"""

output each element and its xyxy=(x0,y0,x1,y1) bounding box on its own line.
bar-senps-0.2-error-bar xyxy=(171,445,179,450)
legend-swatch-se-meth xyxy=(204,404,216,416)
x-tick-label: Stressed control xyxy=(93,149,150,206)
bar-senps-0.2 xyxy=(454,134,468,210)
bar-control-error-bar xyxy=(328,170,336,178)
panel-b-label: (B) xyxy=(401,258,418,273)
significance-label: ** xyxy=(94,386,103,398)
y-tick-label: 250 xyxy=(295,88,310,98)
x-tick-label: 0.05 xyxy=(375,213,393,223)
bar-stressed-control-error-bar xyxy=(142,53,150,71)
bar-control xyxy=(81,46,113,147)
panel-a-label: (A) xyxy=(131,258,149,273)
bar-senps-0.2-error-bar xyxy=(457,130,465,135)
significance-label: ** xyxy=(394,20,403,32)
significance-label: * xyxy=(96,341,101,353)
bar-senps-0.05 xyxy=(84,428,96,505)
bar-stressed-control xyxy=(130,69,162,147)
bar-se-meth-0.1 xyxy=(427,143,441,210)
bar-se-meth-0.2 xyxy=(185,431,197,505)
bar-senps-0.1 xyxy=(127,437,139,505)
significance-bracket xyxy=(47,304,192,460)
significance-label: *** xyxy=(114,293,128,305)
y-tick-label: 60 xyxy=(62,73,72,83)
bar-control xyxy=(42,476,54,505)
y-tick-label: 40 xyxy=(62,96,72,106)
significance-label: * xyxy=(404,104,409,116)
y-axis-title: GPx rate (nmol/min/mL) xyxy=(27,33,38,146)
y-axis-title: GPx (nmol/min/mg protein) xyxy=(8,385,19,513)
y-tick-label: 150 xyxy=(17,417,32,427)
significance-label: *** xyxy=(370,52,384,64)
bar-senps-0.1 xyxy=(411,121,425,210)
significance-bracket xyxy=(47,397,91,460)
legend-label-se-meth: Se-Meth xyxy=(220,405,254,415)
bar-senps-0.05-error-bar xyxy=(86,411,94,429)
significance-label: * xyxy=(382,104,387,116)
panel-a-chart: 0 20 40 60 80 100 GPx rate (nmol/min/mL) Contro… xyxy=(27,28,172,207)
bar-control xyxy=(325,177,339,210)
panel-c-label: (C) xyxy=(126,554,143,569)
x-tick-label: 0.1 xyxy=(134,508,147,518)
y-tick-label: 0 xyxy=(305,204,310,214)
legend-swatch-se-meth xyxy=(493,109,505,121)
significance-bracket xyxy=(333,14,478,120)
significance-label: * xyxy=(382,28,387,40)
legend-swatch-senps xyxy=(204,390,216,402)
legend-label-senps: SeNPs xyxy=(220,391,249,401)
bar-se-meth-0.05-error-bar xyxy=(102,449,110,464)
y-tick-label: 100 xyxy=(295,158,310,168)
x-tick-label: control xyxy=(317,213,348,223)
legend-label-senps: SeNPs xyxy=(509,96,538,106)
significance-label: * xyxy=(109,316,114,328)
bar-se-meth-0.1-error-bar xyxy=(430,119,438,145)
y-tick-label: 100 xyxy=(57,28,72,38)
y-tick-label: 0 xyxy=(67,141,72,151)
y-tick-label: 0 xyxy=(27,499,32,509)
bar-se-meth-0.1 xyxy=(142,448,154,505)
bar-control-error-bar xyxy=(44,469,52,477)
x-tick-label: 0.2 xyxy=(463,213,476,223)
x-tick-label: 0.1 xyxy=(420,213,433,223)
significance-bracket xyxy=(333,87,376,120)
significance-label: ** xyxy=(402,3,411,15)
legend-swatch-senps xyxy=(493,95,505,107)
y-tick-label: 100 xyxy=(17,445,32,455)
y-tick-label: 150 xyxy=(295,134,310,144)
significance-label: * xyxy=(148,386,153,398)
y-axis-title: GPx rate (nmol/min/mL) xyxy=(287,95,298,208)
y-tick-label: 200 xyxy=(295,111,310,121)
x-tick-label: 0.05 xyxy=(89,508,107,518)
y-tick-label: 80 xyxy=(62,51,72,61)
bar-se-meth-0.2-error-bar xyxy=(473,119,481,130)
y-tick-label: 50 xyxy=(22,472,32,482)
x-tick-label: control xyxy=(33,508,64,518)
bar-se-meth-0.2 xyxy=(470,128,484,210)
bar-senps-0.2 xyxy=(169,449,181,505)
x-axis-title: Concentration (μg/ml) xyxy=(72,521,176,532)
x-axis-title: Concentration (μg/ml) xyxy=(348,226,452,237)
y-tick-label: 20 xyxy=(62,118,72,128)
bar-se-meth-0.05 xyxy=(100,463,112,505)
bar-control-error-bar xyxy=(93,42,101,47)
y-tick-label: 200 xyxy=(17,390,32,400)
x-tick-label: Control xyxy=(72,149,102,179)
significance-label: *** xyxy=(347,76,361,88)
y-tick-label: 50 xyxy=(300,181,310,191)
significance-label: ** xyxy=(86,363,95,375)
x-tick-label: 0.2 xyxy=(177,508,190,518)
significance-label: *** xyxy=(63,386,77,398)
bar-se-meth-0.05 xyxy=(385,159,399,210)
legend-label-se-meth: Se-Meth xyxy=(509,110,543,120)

"""

About this exercise: Pick out and copy the lines of the entries that hold the string "swatch".

Solution for this problem:
legend-swatch-se-meth xyxy=(204,404,216,416)
legend-swatch-se-meth xyxy=(493,109,505,121)
legend-swatch-senps xyxy=(204,390,216,402)
legend-swatch-senps xyxy=(493,95,505,107)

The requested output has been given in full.